* _Work to complete_: Repeat each of the items below word for word, leaving out the pictures.

* _Material shown_:

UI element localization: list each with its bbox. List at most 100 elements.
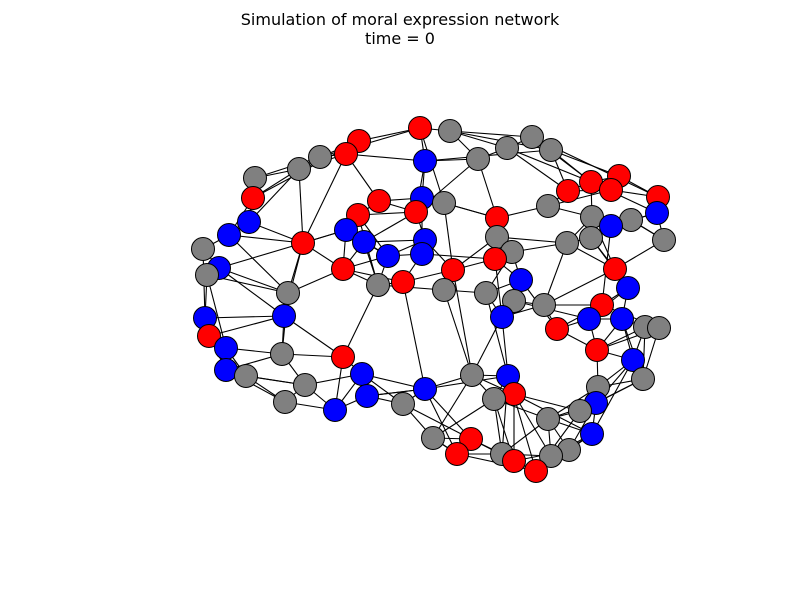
node-blue-91: [580, 422, 604, 446]
node-blue-6: [413, 149, 437, 173]
node-gray-90: [536, 407, 560, 431]
edge-1-9: [449, 130, 533, 138]
node-gray-74: [234, 364, 258, 388]
node-gray-66: [647, 316, 671, 340]
node-blue-60: [272, 304, 296, 328]
node-gray-24: [536, 194, 560, 218]
edge-3-6: [345, 153, 426, 162]
node-blue-62: [577, 307, 601, 331]
edge-42-43: [421, 253, 496, 260]
node-blue-83: [355, 384, 379, 408]
node-red-48: [603, 257, 627, 281]
node-red-93: [459, 427, 483, 451]
node-gray-57: [532, 293, 556, 317]
node-red-70: [331, 345, 355, 369]
node-gray-54: [276, 281, 300, 305]
node-red-47: [441, 258, 465, 282]
edge-52-76: [443, 289, 473, 376]
edge-76-92: [432, 374, 473, 439]
node-red-99: [524, 459, 548, 483]
node-gray-97: [539, 444, 563, 468]
edge-44-60: [218, 267, 285, 317]
edge-50-70: [342, 284, 379, 358]
node-gray-39: [191, 237, 215, 261]
node-blue-32: [352, 230, 376, 254]
edge-86-93: [402, 403, 472, 440]
node-gray-76: [460, 363, 484, 387]
node-red-82: [502, 382, 526, 406]
node-gray-26: [619, 208, 643, 232]
node-blue-55: [616, 276, 640, 300]
node-gray-85: [273, 390, 297, 414]
node-red-15: [556, 179, 580, 203]
node-gray-11: [243, 166, 267, 190]
node-red-43: [483, 247, 507, 271]
node-gray-86: [391, 392, 415, 416]
node-gray-84: [482, 387, 506, 411]
edge-40-29: [228, 234, 304, 244]
edge-84-92: [432, 398, 495, 439]
node-gray-56: [502, 289, 526, 313]
node-blue-49: [509, 268, 533, 292]
node-gray-4: [308, 145, 332, 169]
node-red-71: [585, 338, 609, 362]
node-gray-45: [195, 263, 219, 287]
node-gray-7: [466, 147, 490, 171]
edge-40-44: [218, 242, 304, 269]
node-gray-50: [366, 273, 390, 297]
node-red-12: [241, 186, 265, 210]
node-red-20: [367, 189, 391, 213]
node-red-46: [331, 257, 355, 281]
node-gray-80: [631, 367, 655, 391]
node-blue-42: [410, 242, 434, 266]
node-gray-10: [539, 138, 563, 162]
chart-subtitle: time = 0: [365, 29, 435, 48]
node-gray-36: [555, 231, 579, 255]
edge-10-13: [550, 149, 620, 177]
node-blue-88: [323, 398, 347, 422]
node-gray-1: [438, 119, 462, 143]
edge-29-54: [228, 234, 289, 294]
edge-79-95: [424, 388, 458, 455]
node-blue-73: [214, 358, 238, 382]
node-gray-89: [568, 399, 592, 423]
node-gray-21: [432, 191, 456, 215]
edge-3-40: [302, 153, 347, 244]
node-blue-31: [334, 218, 358, 242]
node-blue-75: [350, 362, 374, 386]
node-blue-63: [610, 307, 634, 331]
node-gray-5: [287, 157, 311, 181]
node-gray-92: [421, 426, 445, 450]
edge-45-68: [206, 274, 227, 349]
edge-72-91: [591, 359, 634, 435]
node-layer: [191, 116, 676, 483]
node-blue-79: [413, 377, 437, 401]
edge-82-97: [513, 393, 552, 457]
node-red-51: [391, 270, 415, 294]
node-blue-27: [599, 214, 623, 238]
node-gray-8: [495, 136, 519, 160]
node-blue-29: [217, 223, 241, 247]
node-red-64: [545, 317, 569, 341]
node-red-16: [599, 178, 623, 202]
node-gray-78: [293, 373, 317, 397]
node-red-40: [291, 231, 315, 255]
node-gray-9: [520, 125, 544, 149]
edge-5-40: [298, 168, 304, 244]
edge-8-15: [506, 147, 569, 192]
edge-54-44: [218, 267, 289, 294]
node-red-22: [404, 200, 428, 224]
chart-title-block: Simulation of moral expression network t…: [0, 10, 800, 48]
chart-title: Simulation of moral expression network: [240, 10, 560, 29]
edge-5-28: [248, 168, 300, 223]
node-red-98: [502, 449, 526, 473]
node-red-3: [334, 142, 358, 166]
node-blue-18: [645, 201, 669, 225]
node-blue-72: [621, 348, 645, 372]
node-gray-37: [579, 226, 603, 250]
node-gray-38: [652, 228, 676, 252]
node-blue-28: [237, 210, 261, 234]
node-red-0: [408, 116, 432, 140]
node-blue-68: [214, 336, 238, 360]
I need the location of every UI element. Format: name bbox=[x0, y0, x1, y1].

* _Exercise answer_:
UI element localization: list each with its bbox. List at most 100 elements.
node-blue-91: [580, 422, 604, 446]
node-blue-6: [413, 149, 437, 173]
node-gray-90: [536, 407, 560, 431]
edge-1-9: [449, 130, 533, 138]
node-gray-74: [234, 364, 258, 388]
node-gray-66: [647, 316, 671, 340]
node-blue-60: [272, 304, 296, 328]
node-gray-24: [536, 194, 560, 218]
edge-3-6: [345, 153, 426, 162]
node-blue-62: [577, 307, 601, 331]
edge-42-43: [421, 253, 496, 260]
node-blue-83: [355, 384, 379, 408]
node-red-48: [603, 257, 627, 281]
node-red-93: [459, 427, 483, 451]
node-gray-57: [532, 293, 556, 317]
node-red-70: [331, 345, 355, 369]
node-gray-54: [276, 281, 300, 305]
node-red-47: [441, 258, 465, 282]
edge-52-76: [443, 289, 473, 376]
edge-76-92: [432, 374, 473, 439]
node-red-99: [524, 459, 548, 483]
node-gray-97: [539, 444, 563, 468]
edge-44-60: [218, 267, 285, 317]
edge-50-70: [342, 284, 379, 358]
node-gray-39: [191, 237, 215, 261]
node-blue-32: [352, 230, 376, 254]
edge-86-93: [402, 403, 472, 440]
node-gray-76: [460, 363, 484, 387]
node-red-82: [502, 382, 526, 406]
node-gray-26: [619, 208, 643, 232]
node-blue-55: [616, 276, 640, 300]
node-gray-85: [273, 390, 297, 414]
node-red-15: [556, 179, 580, 203]
node-gray-11: [243, 166, 267, 190]
node-red-43: [483, 247, 507, 271]
node-gray-86: [391, 392, 415, 416]
node-gray-84: [482, 387, 506, 411]
edge-40-29: [228, 234, 304, 244]
edge-84-92: [432, 398, 495, 439]
node-gray-56: [502, 289, 526, 313]
node-blue-49: [509, 268, 533, 292]
node-gray-4: [308, 145, 332, 169]
node-red-71: [585, 338, 609, 362]
node-gray-45: [195, 263, 219, 287]
node-gray-7: [466, 147, 490, 171]
edge-40-44: [218, 242, 304, 269]
node-gray-50: [366, 273, 390, 297]
node-red-12: [241, 186, 265, 210]
node-red-20: [367, 189, 391, 213]
node-red-46: [331, 257, 355, 281]
node-gray-80: [631, 367, 655, 391]
node-blue-42: [410, 242, 434, 266]
node-gray-10: [539, 138, 563, 162]
chart-subtitle: time = 0: [365, 29, 435, 48]
node-gray-36: [555, 231, 579, 255]
edge-10-13: [550, 149, 620, 177]
node-blue-88: [323, 398, 347, 422]
node-gray-1: [438, 119, 462, 143]
edge-29-54: [228, 234, 289, 294]
edge-79-95: [424, 388, 458, 455]
node-blue-73: [214, 358, 238, 382]
node-gray-89: [568, 399, 592, 423]
node-gray-21: [432, 191, 456, 215]
edge-3-40: [302, 153, 347, 244]
node-blue-31: [334, 218, 358, 242]
node-blue-75: [350, 362, 374, 386]
node-blue-63: [610, 307, 634, 331]
node-gray-5: [287, 157, 311, 181]
node-gray-92: [421, 426, 445, 450]
edge-45-68: [206, 274, 227, 349]
edge-72-91: [591, 359, 634, 435]
node-layer: [191, 116, 676, 483]
node-blue-79: [413, 377, 437, 401]
edge-82-97: [513, 393, 552, 457]
node-red-51: [391, 270, 415, 294]
node-blue-27: [599, 214, 623, 238]
node-gray-8: [495, 136, 519, 160]
node-blue-29: [217, 223, 241, 247]
node-red-64: [545, 317, 569, 341]
node-red-16: [599, 178, 623, 202]
node-gray-78: [293, 373, 317, 397]
node-red-40: [291, 231, 315, 255]
node-gray-9: [520, 125, 544, 149]
edge-5-40: [298, 168, 304, 244]
edge-8-15: [506, 147, 569, 192]
edge-54-44: [218, 267, 289, 294]
node-red-22: [404, 200, 428, 224]
chart-title-block: Simulation of moral expression network t…: [0, 10, 800, 48]
chart-title: Simulation of moral expression network: [240, 10, 560, 29]
edge-5-28: [248, 168, 300, 223]
node-red-98: [502, 449, 526, 473]
node-red-3: [334, 142, 358, 166]
node-blue-18: [645, 201, 669, 225]
node-blue-72: [621, 348, 645, 372]
node-gray-37: [579, 226, 603, 250]
node-gray-38: [652, 228, 676, 252]
node-blue-28: [237, 210, 261, 234]
node-red-0: [408, 116, 432, 140]
node-blue-68: [214, 336, 238, 360]
I need the location of every UI element. Format: name bbox=[x0, y0, x1, y1].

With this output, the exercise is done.